- [Task instructions]: Repeat every record below exactly as it appears.

----

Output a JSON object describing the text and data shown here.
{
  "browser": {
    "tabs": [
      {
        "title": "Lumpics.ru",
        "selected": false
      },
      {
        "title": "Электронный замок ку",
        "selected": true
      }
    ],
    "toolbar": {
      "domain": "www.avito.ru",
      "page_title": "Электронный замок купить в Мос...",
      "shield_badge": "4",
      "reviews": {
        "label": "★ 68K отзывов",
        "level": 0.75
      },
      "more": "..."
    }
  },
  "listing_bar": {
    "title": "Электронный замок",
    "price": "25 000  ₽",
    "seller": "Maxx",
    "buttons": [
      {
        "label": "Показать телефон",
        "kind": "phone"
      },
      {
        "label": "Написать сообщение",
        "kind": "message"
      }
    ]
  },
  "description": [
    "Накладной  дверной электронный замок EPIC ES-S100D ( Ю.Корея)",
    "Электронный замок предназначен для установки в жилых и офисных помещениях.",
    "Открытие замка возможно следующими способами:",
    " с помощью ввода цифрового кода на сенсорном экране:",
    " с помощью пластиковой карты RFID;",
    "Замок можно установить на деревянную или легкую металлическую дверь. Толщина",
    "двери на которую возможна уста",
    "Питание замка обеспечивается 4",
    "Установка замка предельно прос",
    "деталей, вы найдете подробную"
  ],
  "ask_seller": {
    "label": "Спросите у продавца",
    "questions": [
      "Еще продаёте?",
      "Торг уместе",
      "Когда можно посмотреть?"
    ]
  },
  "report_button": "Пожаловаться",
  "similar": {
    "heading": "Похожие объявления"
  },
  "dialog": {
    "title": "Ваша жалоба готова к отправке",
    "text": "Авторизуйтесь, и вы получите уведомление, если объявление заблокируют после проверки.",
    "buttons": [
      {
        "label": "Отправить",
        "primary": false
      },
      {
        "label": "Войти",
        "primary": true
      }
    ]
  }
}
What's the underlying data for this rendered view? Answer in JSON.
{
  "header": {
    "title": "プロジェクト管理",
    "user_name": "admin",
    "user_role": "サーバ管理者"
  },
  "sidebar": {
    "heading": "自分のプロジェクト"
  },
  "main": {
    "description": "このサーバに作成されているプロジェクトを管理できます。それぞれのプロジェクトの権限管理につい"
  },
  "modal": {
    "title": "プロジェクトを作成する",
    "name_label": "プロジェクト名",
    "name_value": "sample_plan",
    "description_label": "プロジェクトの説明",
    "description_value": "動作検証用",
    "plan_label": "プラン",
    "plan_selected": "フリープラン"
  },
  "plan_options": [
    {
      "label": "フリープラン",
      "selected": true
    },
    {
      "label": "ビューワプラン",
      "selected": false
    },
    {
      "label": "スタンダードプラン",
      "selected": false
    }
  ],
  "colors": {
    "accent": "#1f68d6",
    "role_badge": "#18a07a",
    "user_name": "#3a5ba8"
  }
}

----

- [Result of this task]:
Output a JSON object describing the text and data shown here.
{
  "browser": {
    "tabs": [
      {
        "title": "Lumpics.ru",
        "selected": false
      },
      {
        "title": "Электронный замок ку",
        "selected": true
      }
    ],
    "toolbar": {
      "domain": "www.avito.ru",
      "page_title": "Электронный замок купить в Мос...",
      "shield_badge": "4",
      "reviews": {
        "label": "★ 68K отзывов",
        "level": 0.75
      },
      "more": "..."
    }
  },
  "listing_bar": {
    "title": "Электронный замок",
    "price": "25 000  ₽",
    "seller": "Maxx",
    "buttons": [
      {
        "label": "Показать телефон",
        "kind": "phone"
      },
      {
        "label": "Написать сообщение",
        "kind": "message"
      }
    ]
  },
  "description": [
    "Накладной  дверной электронный замок EPIC ES-S100D ( Ю.Корея)",
    "Электронный замок предназначен для установки в жилых и офисных помещениях.",
    "Открытие замка возможно следующими способами:",
    " с помощью ввода цифрового кода на сенсорном экране:",
    " с помощью пластиковой карты RFID;",
    "Замок можно установить на деревянную или легкую металлическую дверь. Толщина",
    "двери на которую возможна уста",
    "Питание замка обеспечивается 4",
    "Установка замка предельно прос",
    "деталей, вы найдете подробную"
  ],
  "ask_seller": {
    "label": "Спросите у продавца",
    "questions": [
      "Еще продаёте?",
      "Торг уместе",
      "Когда можно посмотреть?"
    ]
  },
  "report_button": "Пожаловаться",
  "similar": {
    "heading": "Похожие объявления"
  },
  "dialog": {
    "title": "Ваша жалоба готова к отправке",
    "text": "Авторизуйтесь, и вы получите уведомление, если объявление заблокируют после проверки.",
    "buttons": [
      {
        "label": "Отправить",
        "primary": false
      },
      {
        "label": "Войти",
        "primary": true
      }
    ]
  }
}
What's the underlying data for this rendered view? Answer in JSON.
{
  "header": {
    "title": "プロジェクト管理",
    "user_name": "admin",
    "user_role": "サーバ管理者"
  },
  "sidebar": {
    "heading": "自分のプロジェクト"
  },
  "main": {
    "description": "このサーバに作成されているプロジェクトを管理できます。それぞれのプロジェクトの権限管理につい"
  },
  "modal": {
    "title": "プロジェクトを作成する",
    "name_label": "プロジェクト名",
    "name_value": "sample_plan",
    "description_label": "プロジェクトの説明",
    "description_value": "動作検証用",
    "plan_label": "プラン",
    "plan_selected": "フリープラン"
  },
  "plan_options": [
    {
      "label": "フリープラン",
      "selected": true
    },
    {
      "label": "ビューワプラン",
      "selected": false
    },
    {
      "label": "スタンダードプラン",
      "selected": false
    }
  ],
  "colors": {
    "accent": "#1f68d6",
    "role_badge": "#18a07a",
    "user_name": "#3a5ba8"
  }
}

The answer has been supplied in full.